» **Exercise aim**
Repeat, exactly and completely, the entries shown underneath.
______________________________
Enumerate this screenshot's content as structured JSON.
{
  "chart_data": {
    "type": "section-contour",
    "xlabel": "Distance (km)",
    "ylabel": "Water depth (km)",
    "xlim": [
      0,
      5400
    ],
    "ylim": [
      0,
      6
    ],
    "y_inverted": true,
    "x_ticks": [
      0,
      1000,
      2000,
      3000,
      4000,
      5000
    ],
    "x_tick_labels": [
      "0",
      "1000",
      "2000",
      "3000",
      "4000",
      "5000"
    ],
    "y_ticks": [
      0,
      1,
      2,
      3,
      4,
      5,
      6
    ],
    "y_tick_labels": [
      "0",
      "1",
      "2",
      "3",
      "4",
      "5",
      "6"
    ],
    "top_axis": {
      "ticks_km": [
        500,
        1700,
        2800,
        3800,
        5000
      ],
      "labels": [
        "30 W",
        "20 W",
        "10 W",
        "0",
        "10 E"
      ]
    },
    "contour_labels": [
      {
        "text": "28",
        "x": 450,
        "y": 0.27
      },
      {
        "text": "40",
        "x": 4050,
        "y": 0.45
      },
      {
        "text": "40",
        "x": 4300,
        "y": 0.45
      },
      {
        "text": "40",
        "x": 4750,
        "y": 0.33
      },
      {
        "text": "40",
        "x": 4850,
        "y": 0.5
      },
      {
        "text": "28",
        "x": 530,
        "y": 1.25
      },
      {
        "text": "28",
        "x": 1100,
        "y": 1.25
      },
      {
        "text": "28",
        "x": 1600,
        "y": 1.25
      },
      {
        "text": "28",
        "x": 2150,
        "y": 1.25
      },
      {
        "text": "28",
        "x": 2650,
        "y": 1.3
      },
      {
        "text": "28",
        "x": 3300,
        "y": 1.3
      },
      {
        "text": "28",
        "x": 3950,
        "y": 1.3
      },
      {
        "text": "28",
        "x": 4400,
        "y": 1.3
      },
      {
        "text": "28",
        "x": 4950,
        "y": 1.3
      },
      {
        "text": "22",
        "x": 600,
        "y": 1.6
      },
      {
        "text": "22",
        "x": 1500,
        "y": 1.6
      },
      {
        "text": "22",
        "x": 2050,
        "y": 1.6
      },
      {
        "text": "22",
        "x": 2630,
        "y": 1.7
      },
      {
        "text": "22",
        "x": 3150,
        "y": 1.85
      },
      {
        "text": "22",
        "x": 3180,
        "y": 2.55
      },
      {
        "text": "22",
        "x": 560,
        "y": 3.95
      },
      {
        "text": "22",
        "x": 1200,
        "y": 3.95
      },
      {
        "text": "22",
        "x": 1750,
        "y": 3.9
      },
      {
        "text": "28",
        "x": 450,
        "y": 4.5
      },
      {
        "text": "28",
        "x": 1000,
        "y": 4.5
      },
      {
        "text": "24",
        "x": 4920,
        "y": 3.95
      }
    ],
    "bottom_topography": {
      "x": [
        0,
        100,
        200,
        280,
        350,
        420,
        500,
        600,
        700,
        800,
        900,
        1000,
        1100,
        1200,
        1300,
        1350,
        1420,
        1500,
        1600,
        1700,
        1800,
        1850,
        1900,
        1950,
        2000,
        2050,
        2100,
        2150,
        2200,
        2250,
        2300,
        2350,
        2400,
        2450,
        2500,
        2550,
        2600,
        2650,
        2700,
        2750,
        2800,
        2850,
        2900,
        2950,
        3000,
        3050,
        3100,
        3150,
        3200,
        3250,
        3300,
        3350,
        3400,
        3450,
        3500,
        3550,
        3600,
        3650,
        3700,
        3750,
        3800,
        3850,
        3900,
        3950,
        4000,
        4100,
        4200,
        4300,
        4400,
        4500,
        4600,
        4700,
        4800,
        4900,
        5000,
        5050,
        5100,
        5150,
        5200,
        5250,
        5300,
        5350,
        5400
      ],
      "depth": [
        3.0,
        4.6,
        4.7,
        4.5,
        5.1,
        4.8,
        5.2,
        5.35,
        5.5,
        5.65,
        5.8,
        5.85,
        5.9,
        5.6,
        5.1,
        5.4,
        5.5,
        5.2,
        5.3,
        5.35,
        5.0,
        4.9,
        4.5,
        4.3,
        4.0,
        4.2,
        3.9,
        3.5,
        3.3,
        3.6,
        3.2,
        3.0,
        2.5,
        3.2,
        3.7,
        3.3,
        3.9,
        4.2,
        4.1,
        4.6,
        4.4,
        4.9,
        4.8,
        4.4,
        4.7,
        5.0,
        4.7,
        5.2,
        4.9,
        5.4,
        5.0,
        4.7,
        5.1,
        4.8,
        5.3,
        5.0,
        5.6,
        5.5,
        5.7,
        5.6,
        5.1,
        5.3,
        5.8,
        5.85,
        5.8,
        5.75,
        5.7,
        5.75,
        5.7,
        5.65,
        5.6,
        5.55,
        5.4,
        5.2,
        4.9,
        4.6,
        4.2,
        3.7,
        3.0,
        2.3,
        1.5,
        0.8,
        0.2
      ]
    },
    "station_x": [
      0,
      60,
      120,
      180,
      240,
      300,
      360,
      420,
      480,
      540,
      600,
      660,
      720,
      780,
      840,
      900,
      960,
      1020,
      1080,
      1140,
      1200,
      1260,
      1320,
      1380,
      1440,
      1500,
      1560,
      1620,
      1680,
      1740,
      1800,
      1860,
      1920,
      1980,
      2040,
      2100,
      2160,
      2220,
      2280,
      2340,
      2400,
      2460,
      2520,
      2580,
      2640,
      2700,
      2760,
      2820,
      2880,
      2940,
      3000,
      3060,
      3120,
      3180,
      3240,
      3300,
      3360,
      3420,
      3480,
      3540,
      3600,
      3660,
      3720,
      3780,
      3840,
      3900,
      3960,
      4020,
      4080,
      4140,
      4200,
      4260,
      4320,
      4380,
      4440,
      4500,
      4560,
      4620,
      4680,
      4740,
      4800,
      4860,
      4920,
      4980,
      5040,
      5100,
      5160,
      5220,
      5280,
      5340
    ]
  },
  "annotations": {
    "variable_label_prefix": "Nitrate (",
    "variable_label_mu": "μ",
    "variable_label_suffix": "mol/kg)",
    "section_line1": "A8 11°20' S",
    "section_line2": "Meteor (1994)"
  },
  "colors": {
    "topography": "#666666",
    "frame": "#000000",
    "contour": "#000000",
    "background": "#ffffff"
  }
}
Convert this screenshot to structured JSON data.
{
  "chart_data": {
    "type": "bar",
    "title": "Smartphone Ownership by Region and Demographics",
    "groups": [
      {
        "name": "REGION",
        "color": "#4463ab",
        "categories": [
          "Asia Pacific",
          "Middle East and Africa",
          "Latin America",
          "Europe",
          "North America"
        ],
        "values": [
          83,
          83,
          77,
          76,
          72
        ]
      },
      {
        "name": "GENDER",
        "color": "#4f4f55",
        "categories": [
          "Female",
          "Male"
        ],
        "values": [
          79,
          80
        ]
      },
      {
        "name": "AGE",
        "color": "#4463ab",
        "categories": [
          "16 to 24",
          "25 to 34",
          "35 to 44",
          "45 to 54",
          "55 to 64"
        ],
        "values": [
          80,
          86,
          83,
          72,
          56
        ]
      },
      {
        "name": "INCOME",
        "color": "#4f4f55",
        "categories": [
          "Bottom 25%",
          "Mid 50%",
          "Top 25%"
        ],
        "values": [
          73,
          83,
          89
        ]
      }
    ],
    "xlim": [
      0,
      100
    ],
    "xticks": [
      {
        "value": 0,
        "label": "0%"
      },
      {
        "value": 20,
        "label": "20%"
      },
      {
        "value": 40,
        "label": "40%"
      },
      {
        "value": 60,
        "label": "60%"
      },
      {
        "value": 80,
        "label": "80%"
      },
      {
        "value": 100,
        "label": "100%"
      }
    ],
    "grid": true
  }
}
______________________________
» **Answer below**
Enumerate this screenshot's content as structured JSON.
{
  "chart_data": {
    "type": "section-contour",
    "xlabel": "Distance (km)",
    "ylabel": "Water depth (km)",
    "xlim": [
      0,
      5400
    ],
    "ylim": [
      0,
      6
    ],
    "y_inverted": true,
    "x_ticks": [
      0,
      1000,
      2000,
      3000,
      4000,
      5000
    ],
    "x_tick_labels": [
      "0",
      "1000",
      "2000",
      "3000",
      "4000",
      "5000"
    ],
    "y_ticks": [
      0,
      1,
      2,
      3,
      4,
      5,
      6
    ],
    "y_tick_labels": [
      "0",
      "1",
      "2",
      "3",
      "4",
      "5",
      "6"
    ],
    "top_axis": {
      "ticks_km": [
        500,
        1700,
        2800,
        3800,
        5000
      ],
      "labels": [
        "30 W",
        "20 W",
        "10 W",
        "0",
        "10 E"
      ]
    },
    "contour_labels": [
      {
        "text": "28",
        "x": 450,
        "y": 0.27
      },
      {
        "text": "40",
        "x": 4050,
        "y": 0.45
      },
      {
        "text": "40",
        "x": 4300,
        "y": 0.45
      },
      {
        "text": "40",
        "x": 4750,
        "y": 0.33
      },
      {
        "text": "40",
        "x": 4850,
        "y": 0.5
      },
      {
        "text": "28",
        "x": 530,
        "y": 1.25
      },
      {
        "text": "28",
        "x": 1100,
        "y": 1.25
      },
      {
        "text": "28",
        "x": 1600,
        "y": 1.25
      },
      {
        "text": "28",
        "x": 2150,
        "y": 1.25
      },
      {
        "text": "28",
        "x": 2650,
        "y": 1.3
      },
      {
        "text": "28",
        "x": 3300,
        "y": 1.3
      },
      {
        "text": "28",
        "x": 3950,
        "y": 1.3
      },
      {
        "text": "28",
        "x": 4400,
        "y": 1.3
      },
      {
        "text": "28",
        "x": 4950,
        "y": 1.3
      },
      {
        "text": "22",
        "x": 600,
        "y": 1.6
      },
      {
        "text": "22",
        "x": 1500,
        "y": 1.6
      },
      {
        "text": "22",
        "x": 2050,
        "y": 1.6
      },
      {
        "text": "22",
        "x": 2630,
        "y": 1.7
      },
      {
        "text": "22",
        "x": 3150,
        "y": 1.85
      },
      {
        "text": "22",
        "x": 3180,
        "y": 2.55
      },
      {
        "text": "22",
        "x": 560,
        "y": 3.95
      },
      {
        "text": "22",
        "x": 1200,
        "y": 3.95
      },
      {
        "text": "22",
        "x": 1750,
        "y": 3.9
      },
      {
        "text": "28",
        "x": 450,
        "y": 4.5
      },
      {
        "text": "28",
        "x": 1000,
        "y": 4.5
      },
      {
        "text": "24",
        "x": 4920,
        "y": 3.95
      }
    ],
    "bottom_topography": {
      "x": [
        0,
        100,
        200,
        280,
        350,
        420,
        500,
        600,
        700,
        800,
        900,
        1000,
        1100,
        1200,
        1300,
        1350,
        1420,
        1500,
        1600,
        1700,
        1800,
        1850,
        1900,
        1950,
        2000,
        2050,
        2100,
        2150,
        2200,
        2250,
        2300,
        2350,
        2400,
        2450,
        2500,
        2550,
        2600,
        2650,
        2700,
        2750,
        2800,
        2850,
        2900,
        2950,
        3000,
        3050,
        3100,
        3150,
        3200,
        3250,
        3300,
        3350,
        3400,
        3450,
        3500,
        3550,
        3600,
        3650,
        3700,
        3750,
        3800,
        3850,
        3900,
        3950,
        4000,
        4100,
        4200,
        4300,
        4400,
        4500,
        4600,
        4700,
        4800,
        4900,
        5000,
        5050,
        5100,
        5150,
        5200,
        5250,
        5300,
        5350,
        5400
      ],
      "depth": [
        3.0,
        4.6,
        4.7,
        4.5,
        5.1,
        4.8,
        5.2,
        5.35,
        5.5,
        5.65,
        5.8,
        5.85,
        5.9,
        5.6,
        5.1,
        5.4,
        5.5,
        5.2,
        5.3,
        5.35,
        5.0,
        4.9,
        4.5,
        4.3,
        4.0,
        4.2,
        3.9,
        3.5,
        3.3,
        3.6,
        3.2,
        3.0,
        2.5,
        3.2,
        3.7,
        3.3,
        3.9,
        4.2,
        4.1,
        4.6,
        4.4,
        4.9,
        4.8,
        4.4,
        4.7,
        5.0,
        4.7,
        5.2,
        4.9,
        5.4,
        5.0,
        4.7,
        5.1,
        4.8,
        5.3,
        5.0,
        5.6,
        5.5,
        5.7,
        5.6,
        5.1,
        5.3,
        5.8,
        5.85,
        5.8,
        5.75,
        5.7,
        5.75,
        5.7,
        5.65,
        5.6,
        5.55,
        5.4,
        5.2,
        4.9,
        4.6,
        4.2,
        3.7,
        3.0,
        2.3,
        1.5,
        0.8,
        0.2
      ]
    },
    "station_x": [
      0,
      60,
      120,
      180,
      240,
      300,
      360,
      420,
      480,
      540,
      600,
      660,
      720,
      780,
      840,
      900,
      960,
      1020,
      1080,
      1140,
      1200,
      1260,
      1320,
      1380,
      1440,
      1500,
      1560,
      1620,
      1680,
      1740,
      1800,
      1860,
      1920,
      1980,
      2040,
      2100,
      2160,
      2220,
      2280,
      2340,
      2400,
      2460,
      2520,
      2580,
      2640,
      2700,
      2760,
      2820,
      2880,
      2940,
      3000,
      3060,
      3120,
      3180,
      3240,
      3300,
      3360,
      3420,
      3480,
      3540,
      3600,
      3660,
      3720,
      3780,
      3840,
      3900,
      3960,
      4020,
      4080,
      4140,
      4200,
      4260,
      4320,
      4380,
      4440,
      4500,
      4560,
      4620,
      4680,
      4740,
      4800,
      4860,
      4920,
      4980,
      5040,
      5100,
      5160,
      5220,
      5280,
      5340
    ]
  },
  "annotations": {
    "variable_label_prefix": "Nitrate (",
    "variable_label_mu": "μ",
    "variable_label_suffix": "mol/kg)",
    "section_line1": "A8 11°20' S",
    "section_line2": "Meteor (1994)"
  },
  "colors": {
    "topography": "#666666",
    "frame": "#000000",
    "contour": "#000000",
    "background": "#ffffff"
  }
}
Convert this screenshot to structured JSON data.
{
  "chart_data": {
    "type": "bar",
    "title": "Smartphone Ownership by Region and Demographics",
    "groups": [
      {
        "name": "REGION",
        "color": "#4463ab",
        "categories": [
          "Asia Pacific",
          "Middle East and Africa",
          "Latin America",
          "Europe",
          "North America"
        ],
        "values": [
          83,
          83,
          77,
          76,
          72
        ]
      },
      {
        "name": "GENDER",
        "color": "#4f4f55",
        "categories": [
          "Female",
          "Male"
        ],
        "values": [
          79,
          80
        ]
      },
      {
        "name": "AGE",
        "color": "#4463ab",
        "categories": [
          "16 to 24",
          "25 to 34",
          "35 to 44",
          "45 to 54",
          "55 to 64"
        ],
        "values": [
          80,
          86,
          83,
          72,
          56
        ]
      },
      {
        "name": "INCOME",
        "color": "#4f4f55",
        "categories": [
          "Bottom 25%",
          "Mid 50%",
          "Top 25%"
        ],
        "values": [
          73,
          83,
          89
        ]
      }
    ],
    "xlim": [
      0,
      100
    ],
    "xticks": [
      {
        "value": 0,
        "label": "0%"
      },
      {
        "value": 20,
        "label": "20%"
      },
      {
        "value": 40,
        "label": "40%"
      },
      {
        "value": 60,
        "label": "60%"
      },
      {
        "value": 80,
        "label": "80%"
      },
      {
        "value": 100,
        "label": "100%"
      }
    ],
    "grid": true
  }
}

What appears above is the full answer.